EXERCISE TASK -> Write out the records word for word, with no pictures.
====== GIVEN DATA ======
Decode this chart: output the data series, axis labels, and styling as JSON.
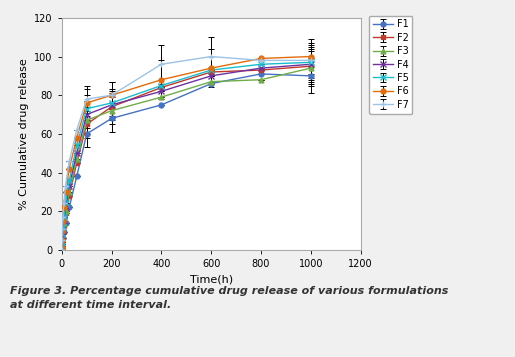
{
  "title": "",
  "xlabel": "Time(h)",
  "ylabel": "% Cumulative drug release",
  "xlim": [
    0,
    1200
  ],
  "ylim": [
    0,
    120
  ],
  "xticks": [
    0,
    200,
    400,
    600,
    800,
    1000,
    1200
  ],
  "yticks": [
    0,
    20,
    40,
    60,
    80,
    100,
    120
  ],
  "caption": "Figure 3. Percentage cumulative drug release of various formulations\nat different time interval.",
  "series": [
    {
      "label": "F1",
      "color": "#4472C4",
      "marker": "o",
      "markersize": 3.5,
      "x": [
        0,
        1,
        2,
        4,
        8,
        15,
        30,
        60,
        100,
        200,
        400,
        600,
        800,
        1000
      ],
      "y": [
        0,
        2,
        4,
        6,
        9,
        14,
        22,
        38,
        60,
        68,
        75,
        86,
        91,
        90
      ],
      "yerr": [
        0,
        0,
        0,
        0,
        0,
        0,
        0,
        0,
        7,
        7,
        0,
        0,
        0,
        9
      ]
    },
    {
      "label": "F2",
      "color": "#C0392B",
      "marker": "s",
      "markersize": 3.5,
      "x": [
        0,
        1,
        2,
        4,
        8,
        15,
        30,
        60,
        100,
        200,
        400,
        600,
        800,
        1000
      ],
      "y": [
        0,
        3,
        6,
        9,
        13,
        19,
        28,
        45,
        65,
        74,
        84,
        92,
        93,
        95
      ],
      "yerr": [
        0,
        0,
        0,
        0,
        0,
        0,
        0,
        0,
        7,
        7,
        0,
        0,
        0,
        9
      ]
    },
    {
      "label": "F3",
      "color": "#70AD47",
      "marker": "^",
      "markersize": 3.5,
      "x": [
        0,
        1,
        2,
        4,
        8,
        15,
        30,
        60,
        100,
        200,
        400,
        600,
        800,
        1000
      ],
      "y": [
        0,
        3,
        6,
        9,
        14,
        20,
        30,
        47,
        67,
        72,
        79,
        87,
        88,
        94
      ],
      "yerr": [
        0,
        0,
        0,
        0,
        0,
        0,
        0,
        0,
        7,
        7,
        0,
        0,
        0,
        9
      ]
    },
    {
      "label": "F4",
      "color": "#7030A0",
      "marker": "x",
      "markersize": 4,
      "x": [
        0,
        1,
        2,
        4,
        8,
        15,
        30,
        60,
        100,
        200,
        400,
        600,
        800,
        1000
      ],
      "y": [
        0,
        4,
        7,
        10,
        15,
        22,
        33,
        50,
        70,
        75,
        82,
        90,
        94,
        96
      ],
      "yerr": [
        0,
        0,
        0,
        0,
        0,
        0,
        0,
        0,
        7,
        7,
        0,
        0,
        0,
        9
      ]
    },
    {
      "label": "F5",
      "color": "#17BECF",
      "marker": "x",
      "markersize": 4,
      "x": [
        0,
        1,
        2,
        4,
        8,
        15,
        30,
        60,
        100,
        200,
        400,
        600,
        800,
        1000
      ],
      "y": [
        0,
        4,
        8,
        12,
        17,
        24,
        36,
        54,
        73,
        76,
        85,
        93,
        96,
        97
      ],
      "yerr": [
        0,
        0,
        0,
        0,
        0,
        0,
        0,
        0,
        7,
        7,
        0,
        0,
        0,
        9
      ]
    },
    {
      "label": "F6",
      "color": "#E36C09",
      "marker": "o",
      "markersize": 3.5,
      "x": [
        0,
        1,
        2,
        4,
        8,
        15,
        30,
        60,
        100,
        200,
        400,
        600,
        800,
        1000
      ],
      "y": [
        1,
        5,
        10,
        15,
        22,
        30,
        42,
        58,
        76,
        80,
        88,
        94,
        99,
        100
      ],
      "yerr": [
        0,
        0,
        0,
        0,
        0,
        0,
        0,
        0,
        7,
        7,
        10,
        10,
        0,
        9
      ]
    },
    {
      "label": "F7",
      "color": "#9DC3E6",
      "marker": "+",
      "markersize": 4,
      "x": [
        0,
        1,
        2,
        4,
        8,
        15,
        30,
        60,
        100,
        200,
        400,
        600,
        800,
        1000
      ],
      "y": [
        0,
        5,
        11,
        17,
        24,
        33,
        46,
        62,
        78,
        80,
        96,
        100,
        98,
        98
      ],
      "yerr": [
        0,
        0,
        0,
        0,
        0,
        0,
        0,
        0,
        7,
        7,
        10,
        10,
        0,
        9
      ]
    }
  ],
  "legend_fontsize": 7,
  "axis_label_fontsize": 8,
  "tick_fontsize": 7,
  "caption_fontsize": 8,
  "figure_bg": "#f0f0f0",
  "plot_bg": "#ffffff",
  "border_color": "#aaaaaa"
}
======
TASK OUTPUT ->
Decode this chart: output the data series, axis labels, and styling as JSON.
{
  "title": "",
  "xlabel": "Time(h)",
  "ylabel": "% Cumulative drug release",
  "xlim": [
    0,
    1200
  ],
  "ylim": [
    0,
    120
  ],
  "xticks": [
    0,
    200,
    400,
    600,
    800,
    1000,
    1200
  ],
  "yticks": [
    0,
    20,
    40,
    60,
    80,
    100,
    120
  ],
  "caption": "Figure 3. Percentage cumulative drug release of various formulations\nat different time interval.",
  "series": [
    {
      "label": "F1",
      "color": "#4472C4",
      "marker": "o",
      "markersize": 3.5,
      "x": [
        0,
        1,
        2,
        4,
        8,
        15,
        30,
        60,
        100,
        200,
        400,
        600,
        800,
        1000
      ],
      "y": [
        0,
        2,
        4,
        6,
        9,
        14,
        22,
        38,
        60,
        68,
        75,
        86,
        91,
        90
      ],
      "yerr": [
        0,
        0,
        0,
        0,
        0,
        0,
        0,
        0,
        7,
        7,
        0,
        0,
        0,
        9
      ]
    },
    {
      "label": "F2",
      "color": "#C0392B",
      "marker": "s",
      "markersize": 3.5,
      "x": [
        0,
        1,
        2,
        4,
        8,
        15,
        30,
        60,
        100,
        200,
        400,
        600,
        800,
        1000
      ],
      "y": [
        0,
        3,
        6,
        9,
        13,
        19,
        28,
        45,
        65,
        74,
        84,
        92,
        93,
        95
      ],
      "yerr": [
        0,
        0,
        0,
        0,
        0,
        0,
        0,
        0,
        7,
        7,
        0,
        0,
        0,
        9
      ]
    },
    {
      "label": "F3",
      "color": "#70AD47",
      "marker": "^",
      "markersize": 3.5,
      "x": [
        0,
        1,
        2,
        4,
        8,
        15,
        30,
        60,
        100,
        200,
        400,
        600,
        800,
        1000
      ],
      "y": [
        0,
        3,
        6,
        9,
        14,
        20,
        30,
        47,
        67,
        72,
        79,
        87,
        88,
        94
      ],
      "yerr": [
        0,
        0,
        0,
        0,
        0,
        0,
        0,
        0,
        7,
        7,
        0,
        0,
        0,
        9
      ]
    },
    {
      "label": "F4",
      "color": "#7030A0",
      "marker": "x",
      "markersize": 4,
      "x": [
        0,
        1,
        2,
        4,
        8,
        15,
        30,
        60,
        100,
        200,
        400,
        600,
        800,
        1000
      ],
      "y": [
        0,
        4,
        7,
        10,
        15,
        22,
        33,
        50,
        70,
        75,
        82,
        90,
        94,
        96
      ],
      "yerr": [
        0,
        0,
        0,
        0,
        0,
        0,
        0,
        0,
        7,
        7,
        0,
        0,
        0,
        9
      ]
    },
    {
      "label": "F5",
      "color": "#17BECF",
      "marker": "x",
      "markersize": 4,
      "x": [
        0,
        1,
        2,
        4,
        8,
        15,
        30,
        60,
        100,
        200,
        400,
        600,
        800,
        1000
      ],
      "y": [
        0,
        4,
        8,
        12,
        17,
        24,
        36,
        54,
        73,
        76,
        85,
        93,
        96,
        97
      ],
      "yerr": [
        0,
        0,
        0,
        0,
        0,
        0,
        0,
        0,
        7,
        7,
        0,
        0,
        0,
        9
      ]
    },
    {
      "label": "F6",
      "color": "#E36C09",
      "marker": "o",
      "markersize": 3.5,
      "x": [
        0,
        1,
        2,
        4,
        8,
        15,
        30,
        60,
        100,
        200,
        400,
        600,
        800,
        1000
      ],
      "y": [
        1,
        5,
        10,
        15,
        22,
        30,
        42,
        58,
        76,
        80,
        88,
        94,
        99,
        100
      ],
      "yerr": [
        0,
        0,
        0,
        0,
        0,
        0,
        0,
        0,
        7,
        7,
        10,
        10,
        0,
        9
      ]
    },
    {
      "label": "F7",
      "color": "#9DC3E6",
      "marker": "+",
      "markersize": 4,
      "x": [
        0,
        1,
        2,
        4,
        8,
        15,
        30,
        60,
        100,
        200,
        400,
        600,
        800,
        1000
      ],
      "y": [
        0,
        5,
        11,
        17,
        24,
        33,
        46,
        62,
        78,
        80,
        96,
        100,
        98,
        98
      ],
      "yerr": [
        0,
        0,
        0,
        0,
        0,
        0,
        0,
        0,
        7,
        7,
        10,
        10,
        0,
        9
      ]
    }
  ],
  "legend_fontsize": 7,
  "axis_label_fontsize": 8,
  "tick_fontsize": 7,
  "caption_fontsize": 8,
  "figure_bg": "#f0f0f0",
  "plot_bg": "#ffffff",
  "border_color": "#aaaaaa"
}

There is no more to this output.